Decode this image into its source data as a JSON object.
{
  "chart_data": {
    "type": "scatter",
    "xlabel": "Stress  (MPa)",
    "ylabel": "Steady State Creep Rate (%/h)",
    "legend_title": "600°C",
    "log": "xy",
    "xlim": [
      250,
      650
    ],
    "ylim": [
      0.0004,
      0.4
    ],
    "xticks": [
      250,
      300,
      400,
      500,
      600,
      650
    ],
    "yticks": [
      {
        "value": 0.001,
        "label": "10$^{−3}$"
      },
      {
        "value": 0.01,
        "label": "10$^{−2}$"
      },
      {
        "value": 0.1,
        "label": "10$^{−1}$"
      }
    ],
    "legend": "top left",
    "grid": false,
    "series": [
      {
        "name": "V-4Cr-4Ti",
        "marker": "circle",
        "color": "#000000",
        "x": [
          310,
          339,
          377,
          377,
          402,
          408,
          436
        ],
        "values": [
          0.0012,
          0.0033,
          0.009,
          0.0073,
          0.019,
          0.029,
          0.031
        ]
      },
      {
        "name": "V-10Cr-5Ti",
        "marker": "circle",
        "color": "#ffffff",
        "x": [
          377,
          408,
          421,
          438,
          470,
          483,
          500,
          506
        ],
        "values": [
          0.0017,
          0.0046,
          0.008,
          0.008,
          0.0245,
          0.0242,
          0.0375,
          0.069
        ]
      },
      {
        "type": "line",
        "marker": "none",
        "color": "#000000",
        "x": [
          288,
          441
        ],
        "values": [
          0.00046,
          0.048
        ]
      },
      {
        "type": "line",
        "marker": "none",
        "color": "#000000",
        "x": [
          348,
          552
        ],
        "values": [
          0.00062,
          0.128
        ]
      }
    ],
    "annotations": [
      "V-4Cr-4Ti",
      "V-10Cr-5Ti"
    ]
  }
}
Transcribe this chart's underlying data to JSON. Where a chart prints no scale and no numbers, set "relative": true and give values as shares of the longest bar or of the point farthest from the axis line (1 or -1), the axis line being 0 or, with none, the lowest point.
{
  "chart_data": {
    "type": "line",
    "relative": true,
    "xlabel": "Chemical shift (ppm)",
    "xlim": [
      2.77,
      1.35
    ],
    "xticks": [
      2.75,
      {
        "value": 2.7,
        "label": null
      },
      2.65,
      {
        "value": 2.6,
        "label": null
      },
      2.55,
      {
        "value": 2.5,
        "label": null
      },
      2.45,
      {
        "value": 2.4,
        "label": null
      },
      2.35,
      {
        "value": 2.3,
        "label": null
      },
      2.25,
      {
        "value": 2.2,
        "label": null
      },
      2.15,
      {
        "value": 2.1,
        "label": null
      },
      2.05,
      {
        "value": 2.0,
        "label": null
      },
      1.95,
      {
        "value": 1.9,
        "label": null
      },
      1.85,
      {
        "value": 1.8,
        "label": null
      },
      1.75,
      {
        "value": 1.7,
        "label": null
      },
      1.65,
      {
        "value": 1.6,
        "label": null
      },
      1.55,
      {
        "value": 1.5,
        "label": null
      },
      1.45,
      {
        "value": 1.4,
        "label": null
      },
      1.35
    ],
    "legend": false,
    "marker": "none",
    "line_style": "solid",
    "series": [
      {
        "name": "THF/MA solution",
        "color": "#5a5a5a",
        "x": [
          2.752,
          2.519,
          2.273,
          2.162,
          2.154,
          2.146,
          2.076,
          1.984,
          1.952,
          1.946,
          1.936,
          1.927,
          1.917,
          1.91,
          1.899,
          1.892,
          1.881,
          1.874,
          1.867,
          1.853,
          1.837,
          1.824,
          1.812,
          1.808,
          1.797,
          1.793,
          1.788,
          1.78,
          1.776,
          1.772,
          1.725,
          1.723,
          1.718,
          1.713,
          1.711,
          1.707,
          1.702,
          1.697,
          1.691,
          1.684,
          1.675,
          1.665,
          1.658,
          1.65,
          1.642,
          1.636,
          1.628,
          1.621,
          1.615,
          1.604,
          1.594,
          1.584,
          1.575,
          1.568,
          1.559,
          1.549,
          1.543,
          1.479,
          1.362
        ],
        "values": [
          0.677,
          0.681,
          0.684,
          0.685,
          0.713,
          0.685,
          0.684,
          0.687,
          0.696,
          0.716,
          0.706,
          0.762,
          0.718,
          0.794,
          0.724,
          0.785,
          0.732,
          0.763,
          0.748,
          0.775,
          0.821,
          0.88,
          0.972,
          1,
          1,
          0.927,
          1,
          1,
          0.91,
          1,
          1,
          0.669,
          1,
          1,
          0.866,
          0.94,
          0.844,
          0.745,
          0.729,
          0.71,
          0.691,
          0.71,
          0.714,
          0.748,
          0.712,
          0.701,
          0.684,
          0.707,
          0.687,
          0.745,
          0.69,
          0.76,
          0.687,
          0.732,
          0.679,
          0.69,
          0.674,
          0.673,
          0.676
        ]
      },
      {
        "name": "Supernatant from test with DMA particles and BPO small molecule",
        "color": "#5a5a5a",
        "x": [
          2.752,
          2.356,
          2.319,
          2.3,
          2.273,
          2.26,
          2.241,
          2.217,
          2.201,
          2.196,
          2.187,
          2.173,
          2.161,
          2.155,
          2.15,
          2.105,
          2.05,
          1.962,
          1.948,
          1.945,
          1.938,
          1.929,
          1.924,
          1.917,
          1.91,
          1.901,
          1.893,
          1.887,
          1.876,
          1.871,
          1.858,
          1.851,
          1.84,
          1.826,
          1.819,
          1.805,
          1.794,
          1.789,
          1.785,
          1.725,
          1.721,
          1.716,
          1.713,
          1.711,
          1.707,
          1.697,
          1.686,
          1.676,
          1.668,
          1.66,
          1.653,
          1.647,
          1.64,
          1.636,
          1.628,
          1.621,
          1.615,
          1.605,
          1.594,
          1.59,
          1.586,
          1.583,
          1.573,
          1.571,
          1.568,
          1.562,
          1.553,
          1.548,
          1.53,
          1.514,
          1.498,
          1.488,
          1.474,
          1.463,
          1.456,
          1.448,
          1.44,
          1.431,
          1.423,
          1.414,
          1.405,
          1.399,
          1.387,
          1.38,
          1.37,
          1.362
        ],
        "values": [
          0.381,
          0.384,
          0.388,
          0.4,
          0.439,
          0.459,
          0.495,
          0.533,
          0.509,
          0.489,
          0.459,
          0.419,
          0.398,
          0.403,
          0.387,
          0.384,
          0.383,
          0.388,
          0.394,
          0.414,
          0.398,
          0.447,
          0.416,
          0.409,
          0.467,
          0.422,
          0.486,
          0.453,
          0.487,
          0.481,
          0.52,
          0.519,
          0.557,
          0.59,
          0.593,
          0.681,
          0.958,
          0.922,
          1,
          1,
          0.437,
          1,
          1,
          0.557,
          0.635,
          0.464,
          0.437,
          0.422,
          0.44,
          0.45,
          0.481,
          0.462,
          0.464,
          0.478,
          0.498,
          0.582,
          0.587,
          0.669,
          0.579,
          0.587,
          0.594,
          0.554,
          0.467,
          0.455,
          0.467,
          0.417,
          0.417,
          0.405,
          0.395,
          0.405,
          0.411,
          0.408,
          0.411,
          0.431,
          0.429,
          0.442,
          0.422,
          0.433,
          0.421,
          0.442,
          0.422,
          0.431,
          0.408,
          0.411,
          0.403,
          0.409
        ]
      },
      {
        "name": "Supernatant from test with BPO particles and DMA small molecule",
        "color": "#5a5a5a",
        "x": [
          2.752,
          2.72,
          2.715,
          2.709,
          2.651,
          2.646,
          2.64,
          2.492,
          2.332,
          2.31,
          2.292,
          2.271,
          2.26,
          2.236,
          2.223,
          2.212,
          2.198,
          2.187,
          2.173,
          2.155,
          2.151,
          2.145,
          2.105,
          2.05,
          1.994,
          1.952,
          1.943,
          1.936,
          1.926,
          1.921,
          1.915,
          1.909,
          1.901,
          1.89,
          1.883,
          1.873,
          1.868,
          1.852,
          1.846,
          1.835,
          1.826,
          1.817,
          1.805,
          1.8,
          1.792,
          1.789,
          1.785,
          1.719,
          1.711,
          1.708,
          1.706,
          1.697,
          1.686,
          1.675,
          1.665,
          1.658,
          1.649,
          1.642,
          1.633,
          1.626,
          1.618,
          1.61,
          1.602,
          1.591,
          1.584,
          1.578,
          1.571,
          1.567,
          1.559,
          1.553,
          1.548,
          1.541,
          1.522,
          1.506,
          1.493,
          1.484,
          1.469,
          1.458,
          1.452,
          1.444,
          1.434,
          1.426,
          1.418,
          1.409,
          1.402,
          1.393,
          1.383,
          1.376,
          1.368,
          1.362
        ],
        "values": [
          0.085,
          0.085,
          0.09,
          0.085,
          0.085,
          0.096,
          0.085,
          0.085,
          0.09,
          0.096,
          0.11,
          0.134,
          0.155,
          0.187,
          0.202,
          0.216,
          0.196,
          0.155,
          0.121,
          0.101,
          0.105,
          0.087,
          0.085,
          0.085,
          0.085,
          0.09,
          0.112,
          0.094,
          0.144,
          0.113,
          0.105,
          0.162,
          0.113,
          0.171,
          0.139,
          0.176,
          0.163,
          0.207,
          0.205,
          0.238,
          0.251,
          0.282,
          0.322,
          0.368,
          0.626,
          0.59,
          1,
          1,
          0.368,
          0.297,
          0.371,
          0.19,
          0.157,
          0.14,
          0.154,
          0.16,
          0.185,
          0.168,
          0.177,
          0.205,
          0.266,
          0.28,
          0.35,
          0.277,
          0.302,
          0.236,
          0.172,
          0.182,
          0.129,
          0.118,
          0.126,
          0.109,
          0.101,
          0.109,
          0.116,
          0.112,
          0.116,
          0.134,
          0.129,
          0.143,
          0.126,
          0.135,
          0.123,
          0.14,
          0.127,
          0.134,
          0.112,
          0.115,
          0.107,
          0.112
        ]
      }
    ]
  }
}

■ ■ ■

Search the entries for "small" and copy out each line that has it.

        "name": "Supernatant from test with DMA particles and BPO small molecule",
        "name": "Supernatant from test with BPO particles and DMA small molecule",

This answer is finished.